[Extracted data entries]
◆ ◆ ◆

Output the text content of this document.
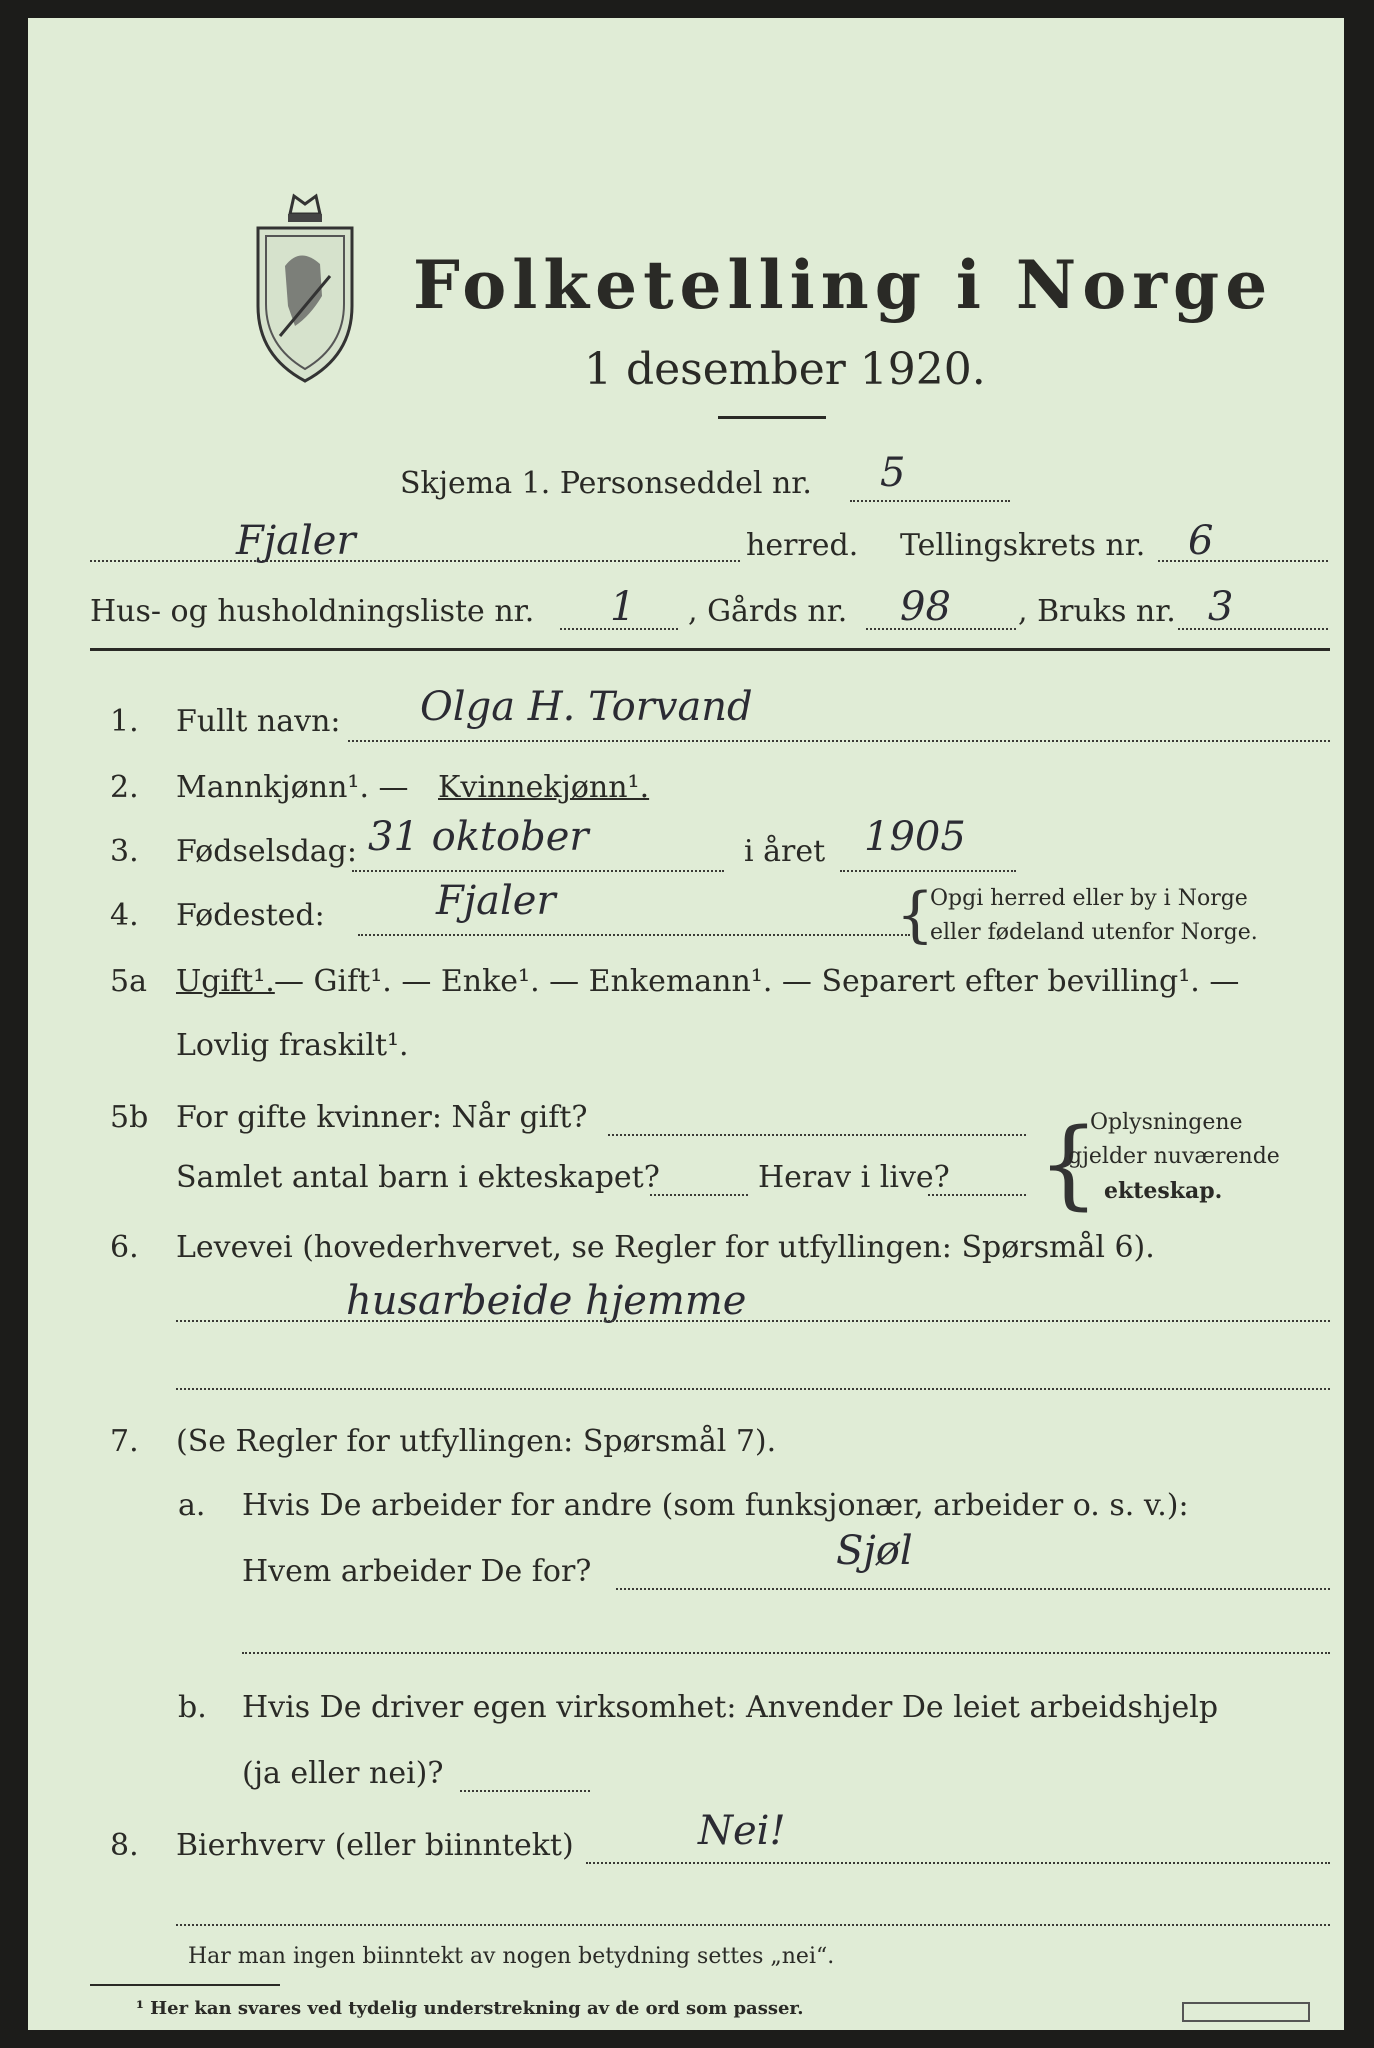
Folketelling i Norge
1 desember 1920.
Skjema 1. Personseddel nr. 5
Fjaler	herred. Tellingskrets nr. 6
Hus- og husholdningsliste nr. 1 , Gårds nr. 98 , Bruks nr. 3
1. Fullt navn: Olga H. Torvand
2. Mannkjønn¹. — Kvinnekjønn¹.
3. Fødselsdag: 31 oktober	i året 1905
4. Fødested:	Fjaler	{
Opgi herred eller by i Norge
eller fødeland utenfor Norge.
5a Ugift¹. — Gift¹. — Enke¹. — Enkemann¹. — Separert efter bevilling¹. —
Lovlig fraskilt¹.
5b For gifte kvinner: Når gift?
Samlet antal barn i ekteskapet?	Herav i live? {
Oplysningene
gjelder nuværende
ekteskap.
6. Levevei (hovederhvervet, se Regler for utfyllingen: Spørsmål 6).
husarbeide hjemme
7. (Se Regler for utfyllingen: Spørsmål 7).
a. Hvis De arbeider for andre (som funksjonær, arbeider o. s. v.):
Hvem arbeider De for?	Sjøl
b. Hvis De driver egen virksomhet: Anvender De leiet arbeidshjelp
(ja eller nei)?
8. Bierhverv (eller biinntekt)	Nei!
Har man ingen biinntekt av nogen betydning settes „nei“.
¹ Her kan svares ved tydelig understrekning av de ord som passer.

◆ ◆ ◆

Every record above should be transcribed exactly; the pictures stay out of the copy.

Output the text content of this document.
Folketelling i Norge
1 desember 1920.
Skjema 1. Personseddel nr. 5
Fjaler	herred. Tellingskrets nr. 6
Hus- og husholdningsliste nr. 1 , Gårds nr. 98 , Bruks nr. 3
1. Fullt navn: Olga H. Torvand
2. Mannkjønn¹. — Kvinnekjønn¹.
3. Fødselsdag: 31 oktober	i året 1905
4. Fødested:	Fjaler	{
Opgi herred eller by i Norge
eller fødeland utenfor Norge.
5a Ugift¹. — Gift¹. — Enke¹. — Enkemann¹. — Separert efter bevilling¹. —
Lovlig fraskilt¹.
5b For gifte kvinner: Når gift?
Samlet antal barn i ekteskapet?	Herav i live? {
Oplysningene
gjelder nuværende
ekteskap.
6. Levevei (hovederhvervet, se Regler for utfyllingen: Spørsmål 6).
husarbeide hjemme
7. (Se Regler for utfyllingen: Spørsmål 7).
a. Hvis De arbeider for andre (som funksjonær, arbeider o. s. v.):
Hvem arbeider De for?	Sjøl
b. Hvis De driver egen virksomhet: Anvender De leiet arbeidshjelp
(ja eller nei)?
8. Bierhverv (eller biinntekt)	Nei!
Har man ingen biinntekt av nogen betydning settes „nei“.
¹ Her kan svares ved tydelig understrekning av de ord som passer.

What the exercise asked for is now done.